From the listing below, pull each line that includes "JSON".

GIVEN ENTRIES
═══

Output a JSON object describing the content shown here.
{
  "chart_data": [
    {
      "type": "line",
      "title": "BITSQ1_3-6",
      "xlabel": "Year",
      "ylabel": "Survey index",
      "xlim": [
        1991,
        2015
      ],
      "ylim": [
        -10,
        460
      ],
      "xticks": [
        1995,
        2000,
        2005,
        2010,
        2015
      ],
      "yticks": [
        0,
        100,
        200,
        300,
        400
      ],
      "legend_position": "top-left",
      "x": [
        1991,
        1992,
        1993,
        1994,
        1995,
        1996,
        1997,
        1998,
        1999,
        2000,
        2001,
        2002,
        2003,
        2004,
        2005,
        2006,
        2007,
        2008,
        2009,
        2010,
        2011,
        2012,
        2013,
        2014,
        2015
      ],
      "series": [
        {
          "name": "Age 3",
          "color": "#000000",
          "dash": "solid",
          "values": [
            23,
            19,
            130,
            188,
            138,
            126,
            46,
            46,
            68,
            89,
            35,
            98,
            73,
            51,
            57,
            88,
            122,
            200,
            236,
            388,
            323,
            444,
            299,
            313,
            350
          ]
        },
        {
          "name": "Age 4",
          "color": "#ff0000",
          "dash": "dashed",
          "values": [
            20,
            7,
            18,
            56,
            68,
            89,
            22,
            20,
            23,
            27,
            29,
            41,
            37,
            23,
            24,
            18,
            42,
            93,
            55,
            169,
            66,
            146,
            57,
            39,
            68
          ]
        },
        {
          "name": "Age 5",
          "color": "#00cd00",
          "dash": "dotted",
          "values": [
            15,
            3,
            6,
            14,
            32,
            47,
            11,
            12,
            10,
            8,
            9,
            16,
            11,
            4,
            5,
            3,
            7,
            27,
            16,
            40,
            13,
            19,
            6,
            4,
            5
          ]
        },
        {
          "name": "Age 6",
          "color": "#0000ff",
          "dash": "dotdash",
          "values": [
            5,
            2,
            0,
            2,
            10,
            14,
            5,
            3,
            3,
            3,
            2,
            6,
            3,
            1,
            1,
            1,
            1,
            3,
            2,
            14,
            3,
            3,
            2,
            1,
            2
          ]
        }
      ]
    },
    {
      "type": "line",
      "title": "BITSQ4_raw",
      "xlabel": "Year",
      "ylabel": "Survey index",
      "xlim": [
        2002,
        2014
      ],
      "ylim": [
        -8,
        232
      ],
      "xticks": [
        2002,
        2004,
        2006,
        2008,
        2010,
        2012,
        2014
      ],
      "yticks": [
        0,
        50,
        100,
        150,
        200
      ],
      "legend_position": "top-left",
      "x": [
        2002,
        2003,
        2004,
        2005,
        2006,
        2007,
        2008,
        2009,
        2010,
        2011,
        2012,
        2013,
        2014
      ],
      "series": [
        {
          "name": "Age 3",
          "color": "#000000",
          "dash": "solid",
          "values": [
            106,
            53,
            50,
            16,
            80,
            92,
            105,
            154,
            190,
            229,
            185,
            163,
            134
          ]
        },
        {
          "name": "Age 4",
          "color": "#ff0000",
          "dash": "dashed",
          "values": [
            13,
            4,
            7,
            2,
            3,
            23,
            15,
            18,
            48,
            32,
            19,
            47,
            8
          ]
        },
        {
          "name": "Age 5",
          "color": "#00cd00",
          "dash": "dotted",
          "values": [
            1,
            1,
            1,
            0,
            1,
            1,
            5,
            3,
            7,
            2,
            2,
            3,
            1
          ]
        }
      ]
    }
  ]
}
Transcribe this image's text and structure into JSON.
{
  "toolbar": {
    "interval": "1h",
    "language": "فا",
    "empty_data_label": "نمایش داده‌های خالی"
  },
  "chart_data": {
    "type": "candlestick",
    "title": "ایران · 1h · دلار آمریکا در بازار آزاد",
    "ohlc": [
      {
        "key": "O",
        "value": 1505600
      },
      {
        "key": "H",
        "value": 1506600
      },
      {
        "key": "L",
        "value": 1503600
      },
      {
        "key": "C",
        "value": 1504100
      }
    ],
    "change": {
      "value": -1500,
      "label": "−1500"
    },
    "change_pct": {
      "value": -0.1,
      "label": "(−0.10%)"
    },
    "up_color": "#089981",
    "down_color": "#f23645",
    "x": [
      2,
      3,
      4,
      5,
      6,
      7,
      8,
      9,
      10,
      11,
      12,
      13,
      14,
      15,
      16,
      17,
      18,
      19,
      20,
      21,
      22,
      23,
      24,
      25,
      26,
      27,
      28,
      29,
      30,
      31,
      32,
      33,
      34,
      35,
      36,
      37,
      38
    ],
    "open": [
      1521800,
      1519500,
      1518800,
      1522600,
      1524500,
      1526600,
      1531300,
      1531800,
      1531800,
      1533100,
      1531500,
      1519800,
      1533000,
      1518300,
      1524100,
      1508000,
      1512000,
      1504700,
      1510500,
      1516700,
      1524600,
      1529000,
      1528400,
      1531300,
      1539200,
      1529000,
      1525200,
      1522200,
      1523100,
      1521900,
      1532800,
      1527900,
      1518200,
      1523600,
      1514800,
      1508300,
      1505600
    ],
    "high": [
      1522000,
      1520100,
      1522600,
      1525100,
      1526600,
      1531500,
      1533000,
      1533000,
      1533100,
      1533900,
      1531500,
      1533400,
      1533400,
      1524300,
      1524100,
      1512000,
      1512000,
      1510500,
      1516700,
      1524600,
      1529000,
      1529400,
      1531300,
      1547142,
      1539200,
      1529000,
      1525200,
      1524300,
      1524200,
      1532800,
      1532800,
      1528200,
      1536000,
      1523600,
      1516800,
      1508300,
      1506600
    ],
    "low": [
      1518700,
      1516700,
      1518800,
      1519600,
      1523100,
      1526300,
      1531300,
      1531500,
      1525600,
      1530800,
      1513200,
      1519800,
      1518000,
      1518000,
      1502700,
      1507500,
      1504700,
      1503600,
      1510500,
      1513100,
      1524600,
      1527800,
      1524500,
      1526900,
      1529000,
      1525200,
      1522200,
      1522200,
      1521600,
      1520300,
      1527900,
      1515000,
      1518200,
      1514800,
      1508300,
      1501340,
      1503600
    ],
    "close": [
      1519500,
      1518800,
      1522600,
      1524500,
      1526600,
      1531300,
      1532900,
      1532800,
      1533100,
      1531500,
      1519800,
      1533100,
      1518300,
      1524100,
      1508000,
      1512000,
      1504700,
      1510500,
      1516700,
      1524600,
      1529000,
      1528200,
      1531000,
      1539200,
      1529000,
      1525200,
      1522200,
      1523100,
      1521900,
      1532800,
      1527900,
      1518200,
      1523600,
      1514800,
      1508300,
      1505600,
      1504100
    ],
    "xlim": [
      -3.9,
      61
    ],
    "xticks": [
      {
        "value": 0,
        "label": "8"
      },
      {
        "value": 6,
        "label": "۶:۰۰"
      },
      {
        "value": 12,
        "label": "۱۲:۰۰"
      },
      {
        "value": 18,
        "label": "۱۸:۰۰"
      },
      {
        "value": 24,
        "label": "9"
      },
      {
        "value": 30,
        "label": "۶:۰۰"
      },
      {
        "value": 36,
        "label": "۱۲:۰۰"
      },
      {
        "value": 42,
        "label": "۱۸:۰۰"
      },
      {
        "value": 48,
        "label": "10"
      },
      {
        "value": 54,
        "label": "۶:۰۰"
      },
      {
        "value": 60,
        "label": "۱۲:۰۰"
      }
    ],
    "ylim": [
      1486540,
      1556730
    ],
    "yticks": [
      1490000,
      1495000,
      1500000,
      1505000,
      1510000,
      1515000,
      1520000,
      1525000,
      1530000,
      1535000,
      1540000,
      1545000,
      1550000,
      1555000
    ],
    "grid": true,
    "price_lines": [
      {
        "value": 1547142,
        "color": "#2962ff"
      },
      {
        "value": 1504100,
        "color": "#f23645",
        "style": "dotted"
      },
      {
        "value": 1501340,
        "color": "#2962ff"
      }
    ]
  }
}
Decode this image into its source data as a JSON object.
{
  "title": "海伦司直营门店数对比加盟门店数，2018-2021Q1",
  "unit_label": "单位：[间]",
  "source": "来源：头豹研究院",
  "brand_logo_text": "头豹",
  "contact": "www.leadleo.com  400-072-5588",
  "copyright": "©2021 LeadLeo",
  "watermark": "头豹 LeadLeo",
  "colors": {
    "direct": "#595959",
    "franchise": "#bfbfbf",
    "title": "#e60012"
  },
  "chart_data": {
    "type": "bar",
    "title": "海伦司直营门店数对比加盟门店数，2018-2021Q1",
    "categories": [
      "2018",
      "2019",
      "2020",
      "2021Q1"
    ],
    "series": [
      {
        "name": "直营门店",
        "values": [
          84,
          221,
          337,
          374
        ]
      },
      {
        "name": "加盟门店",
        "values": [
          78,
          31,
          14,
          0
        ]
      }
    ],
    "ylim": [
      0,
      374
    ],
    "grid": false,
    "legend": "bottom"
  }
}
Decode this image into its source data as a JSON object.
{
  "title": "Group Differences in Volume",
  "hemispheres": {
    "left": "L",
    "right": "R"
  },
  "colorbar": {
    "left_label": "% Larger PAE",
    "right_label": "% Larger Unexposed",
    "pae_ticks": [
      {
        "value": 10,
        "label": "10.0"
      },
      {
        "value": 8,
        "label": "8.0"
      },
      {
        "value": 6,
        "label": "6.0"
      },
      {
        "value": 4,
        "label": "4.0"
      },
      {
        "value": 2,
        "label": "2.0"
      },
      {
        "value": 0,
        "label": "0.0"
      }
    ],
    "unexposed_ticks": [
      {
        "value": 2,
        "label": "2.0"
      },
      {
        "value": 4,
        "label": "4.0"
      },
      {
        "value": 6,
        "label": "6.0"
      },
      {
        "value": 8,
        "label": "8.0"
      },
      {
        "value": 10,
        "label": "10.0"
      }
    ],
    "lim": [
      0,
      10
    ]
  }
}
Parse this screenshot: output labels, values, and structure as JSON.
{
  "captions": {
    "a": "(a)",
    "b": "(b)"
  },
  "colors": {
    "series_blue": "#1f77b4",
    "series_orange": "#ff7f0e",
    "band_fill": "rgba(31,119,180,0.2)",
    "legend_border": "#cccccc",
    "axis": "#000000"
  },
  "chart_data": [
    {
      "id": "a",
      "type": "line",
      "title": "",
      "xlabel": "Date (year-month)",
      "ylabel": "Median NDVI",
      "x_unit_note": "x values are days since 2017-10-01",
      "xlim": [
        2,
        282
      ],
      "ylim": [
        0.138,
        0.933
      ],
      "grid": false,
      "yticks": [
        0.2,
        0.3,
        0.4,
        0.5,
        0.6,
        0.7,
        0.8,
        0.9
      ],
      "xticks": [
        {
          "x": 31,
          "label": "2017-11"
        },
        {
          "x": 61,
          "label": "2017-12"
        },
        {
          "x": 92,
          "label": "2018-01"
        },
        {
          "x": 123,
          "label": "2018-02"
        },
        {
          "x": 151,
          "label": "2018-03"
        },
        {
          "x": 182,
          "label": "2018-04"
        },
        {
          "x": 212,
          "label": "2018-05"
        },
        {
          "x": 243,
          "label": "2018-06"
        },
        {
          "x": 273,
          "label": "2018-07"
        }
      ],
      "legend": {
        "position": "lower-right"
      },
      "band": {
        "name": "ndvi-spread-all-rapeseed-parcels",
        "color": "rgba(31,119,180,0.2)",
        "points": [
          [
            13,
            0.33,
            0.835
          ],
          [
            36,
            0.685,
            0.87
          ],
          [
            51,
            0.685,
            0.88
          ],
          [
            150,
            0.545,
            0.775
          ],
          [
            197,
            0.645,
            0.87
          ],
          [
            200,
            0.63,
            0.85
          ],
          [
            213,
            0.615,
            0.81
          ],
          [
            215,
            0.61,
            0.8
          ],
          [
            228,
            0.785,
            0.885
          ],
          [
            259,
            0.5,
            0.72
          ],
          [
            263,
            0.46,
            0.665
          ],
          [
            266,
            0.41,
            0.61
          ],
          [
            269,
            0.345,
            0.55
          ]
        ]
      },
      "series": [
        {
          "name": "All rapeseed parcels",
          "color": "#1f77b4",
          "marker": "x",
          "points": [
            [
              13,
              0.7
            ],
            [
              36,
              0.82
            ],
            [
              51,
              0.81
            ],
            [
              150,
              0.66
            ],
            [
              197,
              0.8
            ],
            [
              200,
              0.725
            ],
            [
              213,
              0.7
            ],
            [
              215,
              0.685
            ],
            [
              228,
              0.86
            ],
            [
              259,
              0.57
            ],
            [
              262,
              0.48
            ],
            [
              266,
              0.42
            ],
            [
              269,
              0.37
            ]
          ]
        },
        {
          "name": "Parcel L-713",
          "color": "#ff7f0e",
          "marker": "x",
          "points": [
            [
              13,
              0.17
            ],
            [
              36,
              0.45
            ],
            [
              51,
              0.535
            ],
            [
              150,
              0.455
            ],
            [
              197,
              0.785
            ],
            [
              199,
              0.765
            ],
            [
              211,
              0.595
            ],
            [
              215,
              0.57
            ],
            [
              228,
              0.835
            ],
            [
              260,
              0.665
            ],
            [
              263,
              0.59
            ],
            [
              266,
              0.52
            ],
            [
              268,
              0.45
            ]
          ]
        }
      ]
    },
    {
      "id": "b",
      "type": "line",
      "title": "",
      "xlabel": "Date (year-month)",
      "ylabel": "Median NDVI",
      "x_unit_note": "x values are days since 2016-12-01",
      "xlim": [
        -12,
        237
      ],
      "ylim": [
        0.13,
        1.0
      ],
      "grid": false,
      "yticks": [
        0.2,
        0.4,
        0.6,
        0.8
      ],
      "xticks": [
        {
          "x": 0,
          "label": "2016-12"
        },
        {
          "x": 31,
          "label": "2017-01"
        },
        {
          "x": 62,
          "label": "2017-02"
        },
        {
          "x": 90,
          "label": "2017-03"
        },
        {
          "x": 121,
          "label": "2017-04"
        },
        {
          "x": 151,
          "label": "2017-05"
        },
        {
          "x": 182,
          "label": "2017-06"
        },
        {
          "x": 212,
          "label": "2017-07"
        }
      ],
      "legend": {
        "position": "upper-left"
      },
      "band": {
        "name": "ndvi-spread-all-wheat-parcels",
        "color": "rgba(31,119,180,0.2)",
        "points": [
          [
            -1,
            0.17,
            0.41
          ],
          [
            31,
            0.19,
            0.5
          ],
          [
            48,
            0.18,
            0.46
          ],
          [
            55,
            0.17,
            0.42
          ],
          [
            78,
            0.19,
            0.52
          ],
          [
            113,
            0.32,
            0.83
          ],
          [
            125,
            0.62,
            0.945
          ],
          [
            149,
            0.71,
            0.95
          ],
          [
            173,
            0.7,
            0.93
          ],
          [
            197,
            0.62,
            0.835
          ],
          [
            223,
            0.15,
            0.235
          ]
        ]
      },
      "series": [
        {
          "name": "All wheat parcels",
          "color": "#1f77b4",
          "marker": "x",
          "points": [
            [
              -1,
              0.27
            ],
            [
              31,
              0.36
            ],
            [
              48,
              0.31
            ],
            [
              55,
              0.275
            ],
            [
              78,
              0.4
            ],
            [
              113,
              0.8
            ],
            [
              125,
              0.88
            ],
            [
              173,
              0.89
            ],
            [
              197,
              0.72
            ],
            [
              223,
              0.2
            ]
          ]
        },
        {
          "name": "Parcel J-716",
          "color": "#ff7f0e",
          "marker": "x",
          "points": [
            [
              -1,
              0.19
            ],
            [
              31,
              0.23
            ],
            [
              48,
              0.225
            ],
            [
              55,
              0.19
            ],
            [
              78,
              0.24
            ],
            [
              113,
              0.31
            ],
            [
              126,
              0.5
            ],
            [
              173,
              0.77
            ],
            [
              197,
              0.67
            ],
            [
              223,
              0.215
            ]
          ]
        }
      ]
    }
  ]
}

═══

COMPLETED EXERCISE
Output a JSON object describing the content shown here.
Transcribe this image's text and structure into JSON.
Decode this image into its source data as a JSON object.
Decode this image into its source data as a JSON object.
Parse this screenshot: output labels, values, and structure as JSON.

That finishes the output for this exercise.